Stated problem:
Reproduce the listing below in its entirety. Change nothing.
begin
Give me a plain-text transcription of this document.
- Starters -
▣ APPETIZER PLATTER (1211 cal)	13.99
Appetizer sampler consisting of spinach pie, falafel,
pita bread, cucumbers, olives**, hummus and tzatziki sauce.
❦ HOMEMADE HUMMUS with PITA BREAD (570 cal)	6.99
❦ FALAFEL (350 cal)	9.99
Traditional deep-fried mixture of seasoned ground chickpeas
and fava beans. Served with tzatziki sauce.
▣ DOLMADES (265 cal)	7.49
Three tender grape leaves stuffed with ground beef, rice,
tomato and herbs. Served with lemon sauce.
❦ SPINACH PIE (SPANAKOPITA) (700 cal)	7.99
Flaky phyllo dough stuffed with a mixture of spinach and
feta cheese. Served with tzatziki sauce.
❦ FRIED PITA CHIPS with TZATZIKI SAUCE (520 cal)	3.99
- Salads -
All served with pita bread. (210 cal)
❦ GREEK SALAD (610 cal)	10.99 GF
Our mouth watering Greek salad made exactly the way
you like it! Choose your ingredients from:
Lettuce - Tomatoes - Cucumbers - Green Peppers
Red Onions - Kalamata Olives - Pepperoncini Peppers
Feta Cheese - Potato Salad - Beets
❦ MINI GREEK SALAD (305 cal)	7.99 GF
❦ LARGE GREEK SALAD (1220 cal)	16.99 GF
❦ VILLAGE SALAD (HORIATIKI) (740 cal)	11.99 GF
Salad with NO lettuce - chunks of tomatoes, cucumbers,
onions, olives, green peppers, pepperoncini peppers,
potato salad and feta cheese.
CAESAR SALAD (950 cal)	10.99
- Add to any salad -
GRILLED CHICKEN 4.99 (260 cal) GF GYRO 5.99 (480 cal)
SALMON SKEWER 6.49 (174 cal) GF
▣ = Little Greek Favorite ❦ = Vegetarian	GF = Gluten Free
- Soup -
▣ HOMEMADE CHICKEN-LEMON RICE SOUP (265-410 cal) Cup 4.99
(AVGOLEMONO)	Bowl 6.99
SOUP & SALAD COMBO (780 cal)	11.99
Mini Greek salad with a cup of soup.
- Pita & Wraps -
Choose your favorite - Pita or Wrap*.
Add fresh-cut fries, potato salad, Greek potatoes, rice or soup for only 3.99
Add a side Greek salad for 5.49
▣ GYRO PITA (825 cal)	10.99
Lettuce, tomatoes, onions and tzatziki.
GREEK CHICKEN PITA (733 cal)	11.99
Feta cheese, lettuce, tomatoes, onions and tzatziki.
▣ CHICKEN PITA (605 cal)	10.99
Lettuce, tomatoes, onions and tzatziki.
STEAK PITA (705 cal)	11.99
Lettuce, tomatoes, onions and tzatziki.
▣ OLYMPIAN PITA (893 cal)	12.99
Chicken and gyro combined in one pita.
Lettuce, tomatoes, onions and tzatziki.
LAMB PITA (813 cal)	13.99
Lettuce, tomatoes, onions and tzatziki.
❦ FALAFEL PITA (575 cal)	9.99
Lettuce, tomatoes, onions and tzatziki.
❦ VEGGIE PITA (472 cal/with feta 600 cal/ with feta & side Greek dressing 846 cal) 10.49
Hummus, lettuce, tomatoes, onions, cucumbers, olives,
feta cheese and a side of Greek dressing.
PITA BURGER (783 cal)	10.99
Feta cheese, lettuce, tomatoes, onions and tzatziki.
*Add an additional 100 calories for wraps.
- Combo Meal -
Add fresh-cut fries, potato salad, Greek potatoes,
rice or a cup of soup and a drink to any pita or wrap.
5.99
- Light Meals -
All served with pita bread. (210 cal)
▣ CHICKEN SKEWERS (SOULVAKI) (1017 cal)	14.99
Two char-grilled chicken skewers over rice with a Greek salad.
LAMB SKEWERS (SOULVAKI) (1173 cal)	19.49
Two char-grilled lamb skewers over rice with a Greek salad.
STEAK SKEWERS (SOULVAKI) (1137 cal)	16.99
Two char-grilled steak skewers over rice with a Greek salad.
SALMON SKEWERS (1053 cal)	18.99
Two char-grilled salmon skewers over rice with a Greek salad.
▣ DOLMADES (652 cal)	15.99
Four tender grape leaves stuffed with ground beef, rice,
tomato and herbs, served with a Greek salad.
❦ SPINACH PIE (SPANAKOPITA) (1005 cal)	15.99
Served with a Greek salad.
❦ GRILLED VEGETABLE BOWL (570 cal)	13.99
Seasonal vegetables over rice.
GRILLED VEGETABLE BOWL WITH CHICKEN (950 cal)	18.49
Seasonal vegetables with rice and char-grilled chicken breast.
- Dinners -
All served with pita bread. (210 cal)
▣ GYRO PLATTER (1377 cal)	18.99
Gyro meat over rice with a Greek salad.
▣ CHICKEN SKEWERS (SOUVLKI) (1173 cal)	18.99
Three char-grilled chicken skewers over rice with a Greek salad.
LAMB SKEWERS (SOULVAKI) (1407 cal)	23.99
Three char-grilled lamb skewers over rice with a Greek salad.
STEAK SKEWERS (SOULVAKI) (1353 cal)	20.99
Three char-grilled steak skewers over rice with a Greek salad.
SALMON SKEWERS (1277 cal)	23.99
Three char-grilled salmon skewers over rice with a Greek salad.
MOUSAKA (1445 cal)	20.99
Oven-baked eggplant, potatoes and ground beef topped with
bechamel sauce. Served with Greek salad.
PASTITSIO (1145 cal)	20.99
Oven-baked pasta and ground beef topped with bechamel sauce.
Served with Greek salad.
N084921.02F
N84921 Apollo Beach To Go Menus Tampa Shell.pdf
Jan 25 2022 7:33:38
end
Complete answer:
Give me a plain-text transcription of this document.
- Starters -
▣ APPETIZER PLATTER (1211 cal)	13.99
Appetizer sampler consisting of spinach pie, falafel,
pita bread, cucumbers, olives**, hummus and tzatziki sauce.
❦ HOMEMADE HUMMUS with PITA BREAD (570 cal)	6.99
❦ FALAFEL (350 cal)	9.99
Traditional deep-fried mixture of seasoned ground chickpeas
and fava beans. Served with tzatziki sauce.
▣ DOLMADES (265 cal)	7.49
Three tender grape leaves stuffed with ground beef, rice,
tomato and herbs. Served with lemon sauce.
❦ SPINACH PIE (SPANAKOPITA) (700 cal)	7.99
Flaky phyllo dough stuffed with a mixture of spinach and
feta cheese. Served with tzatziki sauce.
❦ FRIED PITA CHIPS with TZATZIKI SAUCE (520 cal)	3.99
- Salads -
All served with pita bread. (210 cal)
❦ GREEK SALAD (610 cal)	10.99 GF
Our mouth watering Greek salad made exactly the way
you like it! Choose your ingredients from:
Lettuce - Tomatoes - Cucumbers - Green Peppers
Red Onions - Kalamata Olives - Pepperoncini Peppers
Feta Cheese - Potato Salad - Beets
❦ MINI GREEK SALAD (305 cal)	7.99 GF
❦ LARGE GREEK SALAD (1220 cal)	16.99 GF
❦ VILLAGE SALAD (HORIATIKI) (740 cal)	11.99 GF
Salad with NO lettuce - chunks of tomatoes, cucumbers,
onions, olives, green peppers, pepperoncini peppers,
potato salad and feta cheese.
CAESAR SALAD (950 cal)	10.99
- Add to any salad -
GRILLED CHICKEN 4.99 (260 cal) GF GYRO 5.99 (480 cal)
SALMON SKEWER 6.49 (174 cal) GF
▣ = Little Greek Favorite ❦ = Vegetarian	GF = Gluten Free
- Soup -
▣ HOMEMADE CHICKEN-LEMON RICE SOUP (265-410 cal) Cup 4.99
(AVGOLEMONO)	Bowl 6.99
SOUP & SALAD COMBO (780 cal)	11.99
Mini Greek salad with a cup of soup.
- Pita & Wraps -
Choose your favorite - Pita or Wrap*.
Add fresh-cut fries, potato salad, Greek potatoes, rice or soup for only 3.99
Add a side Greek salad for 5.49
▣ GYRO PITA (825 cal)	10.99
Lettuce, tomatoes, onions and tzatziki.
GREEK CHICKEN PITA (733 cal)	11.99
Feta cheese, lettuce, tomatoes, onions and tzatziki.
▣ CHICKEN PITA (605 cal)	10.99
Lettuce, tomatoes, onions and tzatziki.
STEAK PITA (705 cal)	11.99
Lettuce, tomatoes, onions and tzatziki.
▣ OLYMPIAN PITA (893 cal)	12.99
Chicken and gyro combined in one pita.
Lettuce, tomatoes, onions and tzatziki.
LAMB PITA (813 cal)	13.99
Lettuce, tomatoes, onions and tzatziki.
❦ FALAFEL PITA (575 cal)	9.99
Lettuce, tomatoes, onions and tzatziki.
❦ VEGGIE PITA (472 cal/with feta 600 cal/ with feta & side Greek dressing 846 cal) 10.49
Hummus, lettuce, tomatoes, onions, cucumbers, olives,
feta cheese and a side of Greek dressing.
PITA BURGER (783 cal)	10.99
Feta cheese, lettuce, tomatoes, onions and tzatziki.
*Add an additional 100 calories for wraps.
- Combo Meal -
Add fresh-cut fries, potato salad, Greek potatoes,
rice or a cup of soup and a drink to any pita or wrap.
5.99
- Light Meals -
All served with pita bread. (210 cal)
▣ CHICKEN SKEWERS (SOULVAKI) (1017 cal)	14.99
Two char-grilled chicken skewers over rice with a Greek salad.
LAMB SKEWERS (SOULVAKI) (1173 cal)	19.49
Two char-grilled lamb skewers over rice with a Greek salad.
STEAK SKEWERS (SOULVAKI) (1137 cal)	16.99
Two char-grilled steak skewers over rice with a Greek salad.
SALMON SKEWERS (1053 cal)	18.99
Two char-grilled salmon skewers over rice with a Greek salad.
▣ DOLMADES (652 cal)	15.99
Four tender grape leaves stuffed with ground beef, rice,
tomato and herbs, served with a Greek salad.
❦ SPINACH PIE (SPANAKOPITA) (1005 cal)	15.99
Served with a Greek salad.
❦ GRILLED VEGETABLE BOWL (570 cal)	13.99
Seasonal vegetables over rice.
GRILLED VEGETABLE BOWL WITH CHICKEN (950 cal)	18.49
Seasonal vegetables with rice and char-grilled chicken breast.
- Dinners -
All served with pita bread. (210 cal)
▣ GYRO PLATTER (1377 cal)	18.99
Gyro meat over rice with a Greek salad.
▣ CHICKEN SKEWERS (SOUVLKI) (1173 cal)	18.99
Three char-grilled chicken skewers over rice with a Greek salad.
LAMB SKEWERS (SOULVAKI) (1407 cal)	23.99
Three char-grilled lamb skewers over rice with a Greek salad.
STEAK SKEWERS (SOULVAKI) (1353 cal)	20.99
Three char-grilled steak skewers over rice with a Greek salad.
SALMON SKEWERS (1277 cal)	23.99
Three char-grilled salmon skewers over rice with a Greek salad.
MOUSAKA (1445 cal)	20.99
Oven-baked eggplant, potatoes and ground beef topped with
bechamel sauce. Served with Greek salad.
PASTITSIO (1145 cal)	20.99
Oven-baked pasta and ground beef topped with bechamel sauce.
Served with Greek salad.
N084921.02F
N84921 Apollo Beach To Go Menus Tampa Shell.pdf
Jan 25 2022 7:33:38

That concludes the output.